WHAT THE TASK ASKS - Pull out every line of the listing below where "moving" appears.

Figure record listings:
***

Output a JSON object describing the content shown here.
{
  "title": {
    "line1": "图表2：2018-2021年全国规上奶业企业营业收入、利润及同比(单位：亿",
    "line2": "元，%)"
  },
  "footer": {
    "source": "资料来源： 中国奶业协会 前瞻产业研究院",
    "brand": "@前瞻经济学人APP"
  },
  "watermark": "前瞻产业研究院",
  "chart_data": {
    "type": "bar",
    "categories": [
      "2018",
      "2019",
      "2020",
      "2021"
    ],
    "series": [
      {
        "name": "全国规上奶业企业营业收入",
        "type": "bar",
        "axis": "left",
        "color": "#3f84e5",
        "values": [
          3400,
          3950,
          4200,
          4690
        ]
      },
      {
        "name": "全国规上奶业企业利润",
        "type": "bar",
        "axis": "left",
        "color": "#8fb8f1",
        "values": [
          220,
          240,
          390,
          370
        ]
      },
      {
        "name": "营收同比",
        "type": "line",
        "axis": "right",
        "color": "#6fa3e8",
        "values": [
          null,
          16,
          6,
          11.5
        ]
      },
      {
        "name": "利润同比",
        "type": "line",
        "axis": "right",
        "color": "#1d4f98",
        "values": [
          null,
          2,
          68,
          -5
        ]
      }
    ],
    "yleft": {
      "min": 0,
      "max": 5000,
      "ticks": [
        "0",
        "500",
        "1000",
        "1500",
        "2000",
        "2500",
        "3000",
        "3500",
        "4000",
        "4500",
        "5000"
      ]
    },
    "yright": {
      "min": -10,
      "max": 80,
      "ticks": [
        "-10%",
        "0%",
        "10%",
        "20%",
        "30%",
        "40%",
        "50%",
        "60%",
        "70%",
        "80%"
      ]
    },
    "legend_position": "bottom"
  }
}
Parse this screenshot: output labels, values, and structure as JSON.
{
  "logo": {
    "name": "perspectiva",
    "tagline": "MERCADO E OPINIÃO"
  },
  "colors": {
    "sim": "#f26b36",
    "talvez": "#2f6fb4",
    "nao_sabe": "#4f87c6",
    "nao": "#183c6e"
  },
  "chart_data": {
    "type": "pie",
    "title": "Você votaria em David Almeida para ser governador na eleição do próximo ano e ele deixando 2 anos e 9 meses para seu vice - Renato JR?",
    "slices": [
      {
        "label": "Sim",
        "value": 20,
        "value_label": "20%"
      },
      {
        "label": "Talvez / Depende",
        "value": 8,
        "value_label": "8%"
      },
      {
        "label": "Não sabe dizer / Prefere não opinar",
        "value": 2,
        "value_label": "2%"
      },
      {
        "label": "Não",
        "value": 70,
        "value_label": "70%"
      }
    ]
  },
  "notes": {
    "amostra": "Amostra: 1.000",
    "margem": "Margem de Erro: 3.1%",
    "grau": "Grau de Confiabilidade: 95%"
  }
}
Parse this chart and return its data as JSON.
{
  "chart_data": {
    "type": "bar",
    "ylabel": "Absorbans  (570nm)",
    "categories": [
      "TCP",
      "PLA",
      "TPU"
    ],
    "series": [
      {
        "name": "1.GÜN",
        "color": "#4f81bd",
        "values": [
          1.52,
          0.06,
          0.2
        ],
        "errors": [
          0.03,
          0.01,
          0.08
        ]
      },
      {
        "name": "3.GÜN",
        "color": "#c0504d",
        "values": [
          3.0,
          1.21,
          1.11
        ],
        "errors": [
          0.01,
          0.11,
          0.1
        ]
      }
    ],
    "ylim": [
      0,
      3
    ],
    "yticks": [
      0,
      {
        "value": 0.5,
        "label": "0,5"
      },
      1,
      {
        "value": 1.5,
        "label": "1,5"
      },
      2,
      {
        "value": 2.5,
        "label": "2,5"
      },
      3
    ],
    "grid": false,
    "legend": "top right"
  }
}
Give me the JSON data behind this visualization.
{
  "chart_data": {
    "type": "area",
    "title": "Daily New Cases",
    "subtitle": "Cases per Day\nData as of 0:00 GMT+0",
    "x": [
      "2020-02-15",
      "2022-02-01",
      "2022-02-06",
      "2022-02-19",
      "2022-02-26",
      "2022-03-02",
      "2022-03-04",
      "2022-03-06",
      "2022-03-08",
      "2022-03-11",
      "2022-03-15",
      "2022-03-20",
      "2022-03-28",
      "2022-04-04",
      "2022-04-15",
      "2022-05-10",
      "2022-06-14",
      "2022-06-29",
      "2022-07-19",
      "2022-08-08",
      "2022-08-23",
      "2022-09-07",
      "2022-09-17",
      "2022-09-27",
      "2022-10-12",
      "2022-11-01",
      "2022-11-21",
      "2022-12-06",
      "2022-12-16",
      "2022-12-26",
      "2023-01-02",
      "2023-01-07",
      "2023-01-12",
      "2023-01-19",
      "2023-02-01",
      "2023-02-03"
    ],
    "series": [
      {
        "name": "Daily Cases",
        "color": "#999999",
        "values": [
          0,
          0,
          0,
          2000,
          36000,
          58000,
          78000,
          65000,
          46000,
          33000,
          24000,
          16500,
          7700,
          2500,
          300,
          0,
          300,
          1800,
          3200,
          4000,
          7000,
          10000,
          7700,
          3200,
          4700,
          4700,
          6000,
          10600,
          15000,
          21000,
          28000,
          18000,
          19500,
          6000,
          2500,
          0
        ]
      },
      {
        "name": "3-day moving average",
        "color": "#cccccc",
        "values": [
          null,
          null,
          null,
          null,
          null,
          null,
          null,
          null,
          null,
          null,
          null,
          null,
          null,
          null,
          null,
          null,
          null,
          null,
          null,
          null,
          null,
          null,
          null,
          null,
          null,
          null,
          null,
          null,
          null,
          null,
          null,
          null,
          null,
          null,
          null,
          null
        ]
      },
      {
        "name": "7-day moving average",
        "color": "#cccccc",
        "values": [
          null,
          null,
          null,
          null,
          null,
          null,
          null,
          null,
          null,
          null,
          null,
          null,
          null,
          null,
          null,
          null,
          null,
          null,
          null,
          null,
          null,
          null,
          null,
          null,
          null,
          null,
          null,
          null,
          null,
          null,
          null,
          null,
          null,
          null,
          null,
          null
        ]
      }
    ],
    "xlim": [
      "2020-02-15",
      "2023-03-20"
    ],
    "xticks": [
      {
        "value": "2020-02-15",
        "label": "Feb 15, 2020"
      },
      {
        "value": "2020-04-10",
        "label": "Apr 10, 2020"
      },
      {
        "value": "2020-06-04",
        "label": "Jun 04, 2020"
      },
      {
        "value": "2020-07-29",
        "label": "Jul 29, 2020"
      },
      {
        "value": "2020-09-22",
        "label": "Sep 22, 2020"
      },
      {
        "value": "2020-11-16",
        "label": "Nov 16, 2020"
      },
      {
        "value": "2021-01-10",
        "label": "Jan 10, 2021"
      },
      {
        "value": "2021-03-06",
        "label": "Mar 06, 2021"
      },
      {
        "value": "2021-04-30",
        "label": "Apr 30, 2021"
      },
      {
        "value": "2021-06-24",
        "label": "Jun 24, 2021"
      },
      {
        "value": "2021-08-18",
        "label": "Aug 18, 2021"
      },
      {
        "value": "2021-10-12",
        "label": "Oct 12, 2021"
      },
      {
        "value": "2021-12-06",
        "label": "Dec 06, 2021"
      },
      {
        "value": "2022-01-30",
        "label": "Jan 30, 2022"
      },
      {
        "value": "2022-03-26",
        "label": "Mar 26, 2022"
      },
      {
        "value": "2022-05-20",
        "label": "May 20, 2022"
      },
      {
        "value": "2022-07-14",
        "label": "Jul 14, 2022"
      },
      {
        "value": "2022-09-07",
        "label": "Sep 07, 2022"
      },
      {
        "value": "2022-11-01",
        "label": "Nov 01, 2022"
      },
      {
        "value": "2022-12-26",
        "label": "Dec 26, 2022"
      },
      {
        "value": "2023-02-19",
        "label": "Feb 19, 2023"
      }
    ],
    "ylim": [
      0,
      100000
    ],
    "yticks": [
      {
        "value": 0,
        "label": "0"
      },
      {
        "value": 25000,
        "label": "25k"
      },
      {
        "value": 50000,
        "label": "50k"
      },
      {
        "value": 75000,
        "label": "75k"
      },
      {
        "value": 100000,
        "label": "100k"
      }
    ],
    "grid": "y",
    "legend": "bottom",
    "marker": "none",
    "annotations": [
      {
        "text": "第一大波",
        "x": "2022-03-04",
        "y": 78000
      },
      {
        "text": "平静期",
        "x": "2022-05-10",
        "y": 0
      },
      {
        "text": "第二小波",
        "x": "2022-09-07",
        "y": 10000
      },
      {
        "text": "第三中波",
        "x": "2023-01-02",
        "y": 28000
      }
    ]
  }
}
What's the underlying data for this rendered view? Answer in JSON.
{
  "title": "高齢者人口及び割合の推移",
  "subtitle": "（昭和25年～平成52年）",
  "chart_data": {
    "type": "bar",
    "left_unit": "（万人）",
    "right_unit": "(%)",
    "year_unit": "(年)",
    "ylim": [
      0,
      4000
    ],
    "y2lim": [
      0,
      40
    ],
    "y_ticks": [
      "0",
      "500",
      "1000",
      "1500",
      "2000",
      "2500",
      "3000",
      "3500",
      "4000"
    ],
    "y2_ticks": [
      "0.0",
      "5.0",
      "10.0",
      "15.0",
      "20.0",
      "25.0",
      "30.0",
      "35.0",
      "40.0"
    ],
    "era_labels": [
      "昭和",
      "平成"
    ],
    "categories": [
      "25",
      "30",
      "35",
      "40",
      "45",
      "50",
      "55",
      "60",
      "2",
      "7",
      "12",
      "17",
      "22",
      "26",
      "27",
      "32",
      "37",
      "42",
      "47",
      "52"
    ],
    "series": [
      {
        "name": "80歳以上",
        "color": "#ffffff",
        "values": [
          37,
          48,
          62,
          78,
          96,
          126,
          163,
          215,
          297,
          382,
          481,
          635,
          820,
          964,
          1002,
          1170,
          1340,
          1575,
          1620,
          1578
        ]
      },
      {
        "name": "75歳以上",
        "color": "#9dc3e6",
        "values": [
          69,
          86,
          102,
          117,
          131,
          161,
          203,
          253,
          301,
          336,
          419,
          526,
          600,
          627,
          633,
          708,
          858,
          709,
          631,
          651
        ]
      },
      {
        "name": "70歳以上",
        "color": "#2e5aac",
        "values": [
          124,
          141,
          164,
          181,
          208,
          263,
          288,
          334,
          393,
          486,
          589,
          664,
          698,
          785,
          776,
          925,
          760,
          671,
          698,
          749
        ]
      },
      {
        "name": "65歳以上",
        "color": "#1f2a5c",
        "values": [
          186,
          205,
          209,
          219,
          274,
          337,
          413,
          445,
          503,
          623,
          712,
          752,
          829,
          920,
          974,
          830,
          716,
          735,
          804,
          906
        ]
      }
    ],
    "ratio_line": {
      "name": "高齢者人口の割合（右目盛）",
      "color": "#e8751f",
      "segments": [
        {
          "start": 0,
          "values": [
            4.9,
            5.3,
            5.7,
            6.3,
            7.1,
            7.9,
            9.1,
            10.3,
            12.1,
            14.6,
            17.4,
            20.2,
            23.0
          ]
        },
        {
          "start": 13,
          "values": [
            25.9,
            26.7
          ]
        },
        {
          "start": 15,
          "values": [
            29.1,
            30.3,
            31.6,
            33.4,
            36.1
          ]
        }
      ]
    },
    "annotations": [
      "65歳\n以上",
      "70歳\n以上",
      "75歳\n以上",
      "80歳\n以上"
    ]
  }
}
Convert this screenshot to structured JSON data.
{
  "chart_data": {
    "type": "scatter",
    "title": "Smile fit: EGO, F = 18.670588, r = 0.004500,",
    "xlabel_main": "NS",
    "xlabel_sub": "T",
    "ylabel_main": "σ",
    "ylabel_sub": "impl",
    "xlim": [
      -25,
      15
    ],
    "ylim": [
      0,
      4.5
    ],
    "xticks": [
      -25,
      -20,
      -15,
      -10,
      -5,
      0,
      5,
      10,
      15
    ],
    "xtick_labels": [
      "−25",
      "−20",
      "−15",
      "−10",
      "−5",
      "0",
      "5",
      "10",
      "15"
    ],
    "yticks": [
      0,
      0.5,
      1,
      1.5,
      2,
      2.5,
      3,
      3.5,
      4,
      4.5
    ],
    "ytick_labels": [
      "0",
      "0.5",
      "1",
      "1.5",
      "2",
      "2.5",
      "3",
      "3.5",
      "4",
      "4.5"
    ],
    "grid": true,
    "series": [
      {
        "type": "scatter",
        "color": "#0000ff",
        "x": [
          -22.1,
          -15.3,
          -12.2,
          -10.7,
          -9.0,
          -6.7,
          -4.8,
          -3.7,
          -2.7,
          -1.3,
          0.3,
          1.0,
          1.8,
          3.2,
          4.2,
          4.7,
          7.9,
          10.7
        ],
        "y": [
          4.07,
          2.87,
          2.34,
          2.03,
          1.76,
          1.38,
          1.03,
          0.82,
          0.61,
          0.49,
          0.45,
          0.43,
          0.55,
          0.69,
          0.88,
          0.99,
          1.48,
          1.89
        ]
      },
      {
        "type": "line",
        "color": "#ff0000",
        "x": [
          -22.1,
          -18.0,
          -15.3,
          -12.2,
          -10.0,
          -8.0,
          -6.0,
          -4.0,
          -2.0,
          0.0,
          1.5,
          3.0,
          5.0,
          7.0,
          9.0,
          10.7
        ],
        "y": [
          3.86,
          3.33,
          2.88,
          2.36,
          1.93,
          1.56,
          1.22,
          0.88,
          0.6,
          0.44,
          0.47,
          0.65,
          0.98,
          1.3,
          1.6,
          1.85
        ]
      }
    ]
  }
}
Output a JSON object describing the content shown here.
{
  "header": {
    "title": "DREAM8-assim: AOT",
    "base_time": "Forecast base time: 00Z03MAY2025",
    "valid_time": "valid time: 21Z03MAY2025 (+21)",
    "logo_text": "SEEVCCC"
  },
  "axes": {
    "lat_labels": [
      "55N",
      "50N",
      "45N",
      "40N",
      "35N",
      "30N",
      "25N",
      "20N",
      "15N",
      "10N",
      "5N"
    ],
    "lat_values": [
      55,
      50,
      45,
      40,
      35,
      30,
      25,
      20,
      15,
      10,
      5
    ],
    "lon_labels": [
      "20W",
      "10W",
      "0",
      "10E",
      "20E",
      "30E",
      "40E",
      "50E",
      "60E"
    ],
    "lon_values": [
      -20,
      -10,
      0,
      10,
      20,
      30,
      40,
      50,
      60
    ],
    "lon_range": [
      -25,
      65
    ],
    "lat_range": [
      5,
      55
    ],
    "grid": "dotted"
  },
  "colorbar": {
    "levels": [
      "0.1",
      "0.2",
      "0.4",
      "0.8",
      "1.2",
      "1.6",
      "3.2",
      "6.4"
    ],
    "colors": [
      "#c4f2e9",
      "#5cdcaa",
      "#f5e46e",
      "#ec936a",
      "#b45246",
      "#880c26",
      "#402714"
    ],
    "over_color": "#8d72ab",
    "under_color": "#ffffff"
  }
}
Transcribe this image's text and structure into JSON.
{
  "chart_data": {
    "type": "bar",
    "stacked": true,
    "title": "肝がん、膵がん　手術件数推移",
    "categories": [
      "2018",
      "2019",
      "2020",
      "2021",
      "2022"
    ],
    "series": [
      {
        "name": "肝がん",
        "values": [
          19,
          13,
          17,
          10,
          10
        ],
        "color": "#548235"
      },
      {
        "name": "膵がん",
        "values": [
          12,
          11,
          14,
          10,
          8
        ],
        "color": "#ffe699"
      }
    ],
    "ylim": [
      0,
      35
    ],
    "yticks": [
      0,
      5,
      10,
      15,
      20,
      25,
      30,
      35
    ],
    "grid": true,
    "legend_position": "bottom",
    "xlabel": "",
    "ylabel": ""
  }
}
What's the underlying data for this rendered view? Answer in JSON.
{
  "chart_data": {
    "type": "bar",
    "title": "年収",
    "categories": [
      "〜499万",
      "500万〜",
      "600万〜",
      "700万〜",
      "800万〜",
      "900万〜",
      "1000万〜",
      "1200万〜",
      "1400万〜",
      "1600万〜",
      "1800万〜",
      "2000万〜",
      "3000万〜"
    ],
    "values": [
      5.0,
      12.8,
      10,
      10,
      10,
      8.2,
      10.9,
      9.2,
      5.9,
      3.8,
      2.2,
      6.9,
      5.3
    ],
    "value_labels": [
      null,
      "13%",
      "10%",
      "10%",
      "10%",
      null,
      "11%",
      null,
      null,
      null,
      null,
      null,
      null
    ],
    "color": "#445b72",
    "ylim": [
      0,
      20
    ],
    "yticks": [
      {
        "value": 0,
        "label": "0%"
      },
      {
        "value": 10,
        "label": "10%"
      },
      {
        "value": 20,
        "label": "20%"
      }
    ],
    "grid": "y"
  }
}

***

FULL SOLUTION -
        "name": "3-day moving average",
        "name": "7-day moving average",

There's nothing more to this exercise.